STATED PROBLEM:
In your copy, reproduce the entries exactly as they are, minus the images.
[BEGIN RAW RECORDS]
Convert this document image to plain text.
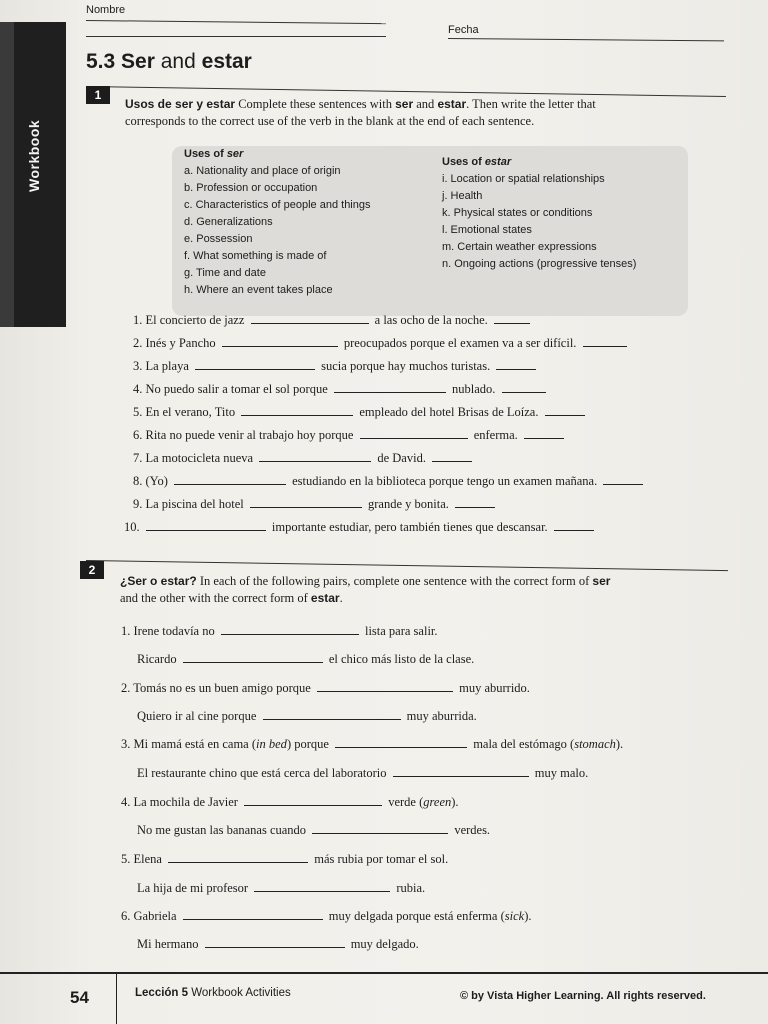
Workbook
Nombre
Fecha
5.3 Ser and estar
1
Usos de ser y estar Complete these sentences with ser and estar. Then write the letter that
corresponds to the correct use of the verb in the blank at the end of each sentence.
Uses of ser
a. Nationality and place of origin
b. Profession or occupation
c. Characteristics of people and things
d. Generalizations
e. Possession
f. What something is made of
g. Time and date
h. Where an event takes place
Uses of estar
i. Location or spatial relationships
j. Health
k. Physical states or conditions
l. Emotional states
m. Certain weather expressions
n. Ongoing actions (progressive tenses)
1. El concierto de jazz	a las ocho de la noche.
2. Inés y Pancho	preocupados porque el examen va a ser difícil.
3. La playa	sucia porque hay muchos turistas.
4. No puedo salir a tomar el sol porque	nublado.
5. En el verano, Tito	empleado del hotel Brisas de Loíza.
6. Rita no puede venir al trabajo hoy porque	enferma.
7. La motocicleta nueva	de David.
8. (Yo)	estudiando en la biblioteca porque tengo un examen mañana.
9. La piscina del hotel	grande y bonita.
10.	importante estudiar, pero también tienes que descansar.
2
¿Ser o estar? In each of the following pairs, complete one sentence with the correct form of ser
and the other with the correct form of estar.
1. Irene todavía no	lista para salir.
Ricardo	el chico más listo de la clase.
2. Tomás no es un buen amigo porque	muy aburrido.
Quiero ir al cine porque	muy aburrida.
3. Mi mamá está en cama (in bed) porque	mala del estómago (stomach).
El restaurante chino que está cerca del laboratorio	muy malo.
4. La mochila de Javier	verde (green).
No me gustan las bananas cuando	verdes.
5. Elena	más rubia por tomar el sol.
La hija de mi profesor	rubia.
6. Gabriela	muy delgada porque está enferma (sick).
Mi hermano	muy delgado.
54	Lección 5 Workbook Activities	© by Vista Higher Learning. All rights reserved.
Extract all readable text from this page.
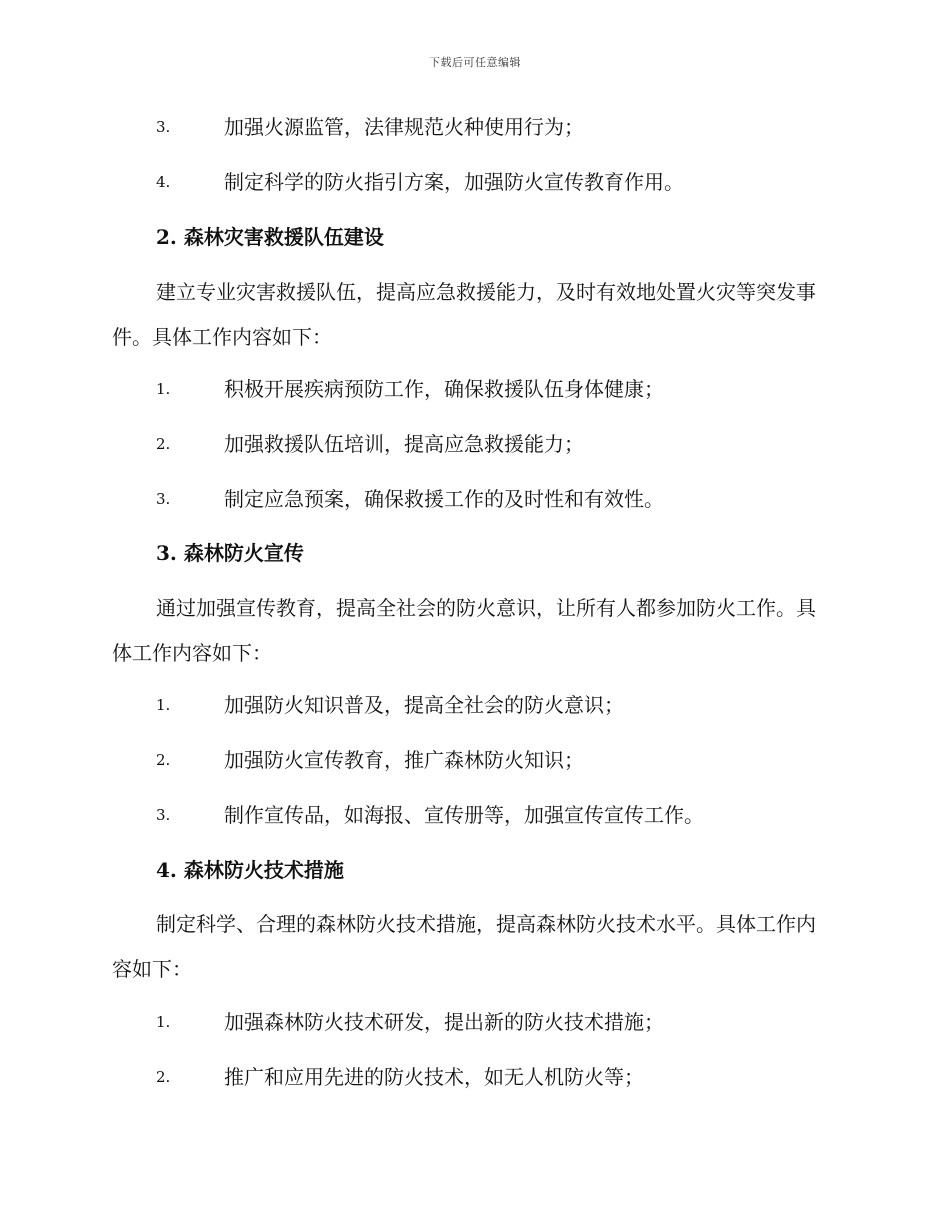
下载后可任意编辑
3.	加强火源监管，法律规范火种使用行为；
4.	制定科学的防火指引方案，加强防火宣传教育作用。
2. 森林灾害救援队伍建设

建立专业灾害救援队伍，提高应急救援能力，及时有效地处置火灾等突发事件。具体工作内容如下：

1.	积极开展疾病预防工作，确保救援队伍身体健康；
2.	加强救援队伍培训，提高应急救援能力；
3.	制定应急预案，确保救援工作的及时性和有效性。
3. 森林防火宣传

通过加强宣传教育，提高全社会的防火意识，让所有人都参加防火工作。具体工作内容如下：

1.	加强防火知识普及，提高全社会的防火意识；
2.	加强防火宣传教育，推广森林防火知识；
3.	制作宣传品，如海报、宣传册等，加强宣传宣传工作。
4. 森林防火技术措施

制定科学、合理的森林防火技术措施，提高森林防火技术水平。具体工作内容如下：

1.	加强森林防火技术研发，提出新的防火技术措施；
2.	推广和应用先进的防火技术，如无人机防火等；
[END RAW RECORDS]
FINAL RESULT:
Convert this document image to plain text.
Workbook
Nombre
Fecha
5.3 Ser and estar
1
Usos de ser y estar Complete these sentences with ser and estar. Then write the letter that
corresponds to the correct use of the verb in the blank at the end of each sentence.
Uses of ser
a. Nationality and place of origin
b. Profession or occupation
c. Characteristics of people and things
d. Generalizations
e. Possession
f. What something is made of
g. Time and date
h. Where an event takes place
Uses of estar
i. Location or spatial relationships
j. Health
k. Physical states or conditions
l. Emotional states
m. Certain weather expressions
n. Ongoing actions (progressive tenses)
1. El concierto de jazz	a las ocho de la noche.
2. Inés y Pancho	preocupados porque el examen va a ser difícil.
3. La playa	sucia porque hay muchos turistas.
4. No puedo salir a tomar el sol porque	nublado.
5. En el verano, Tito	empleado del hotel Brisas de Loíza.
6. Rita no puede venir al trabajo hoy porque	enferma.
7. La motocicleta nueva	de David.
8. (Yo)	estudiando en la biblioteca porque tengo un examen mañana.
9. La piscina del hotel	grande y bonita.
10.	importante estudiar, pero también tienes que descansar.
2
¿Ser o estar? In each of the following pairs, complete one sentence with the correct form of ser
and the other with the correct form of estar.
1. Irene todavía no	lista para salir.
Ricardo	el chico más listo de la clase.
2. Tomás no es un buen amigo porque	muy aburrido.
Quiero ir al cine porque	muy aburrida.
3. Mi mamá está en cama (in bed) porque	mala del estómago (stomach).
El restaurante chino que está cerca del laboratorio	muy malo.
4. La mochila de Javier	verde (green).
No me gustan las bananas cuando	verdes.
5. Elena	más rubia por tomar el sol.
La hija de mi profesor	rubia.
6. Gabriela	muy delgada porque está enferma (sick).
Mi hermano	muy delgado.
54	Lección 5 Workbook Activities	© by Vista Higher Learning. All rights reserved.
Extract all readable text from this page.
下载后可任意编辑
3.	加强火源监管，法律规范火种使用行为；
4.	制定科学的防火指引方案，加强防火宣传教育作用。
2. 森林灾害救援队伍建设

建立专业灾害救援队伍，提高应急救援能力，及时有效地处置火灾等突发事件。具体工作内容如下：

1.	积极开展疾病预防工作，确保救援队伍身体健康；
2.	加强救援队伍培训，提高应急救援能力；
3.	制定应急预案，确保救援工作的及时性和有效性。
3. 森林防火宣传

通过加强宣传教育，提高全社会的防火意识，让所有人都参加防火工作。具体工作内容如下：

1.	加强防火知识普及，提高全社会的防火意识；
2.	加强防火宣传教育，推广森林防火知识；
3.	制作宣传品，如海报、宣传册等，加强宣传宣传工作。
4. 森林防火技术措施

制定科学、合理的森林防火技术措施，提高森林防火技术水平。具体工作内容如下：

1.	加强森林防火技术研发，提出新的防火技术措施；
2.	推广和应用先进的防火技术，如无人机防火等；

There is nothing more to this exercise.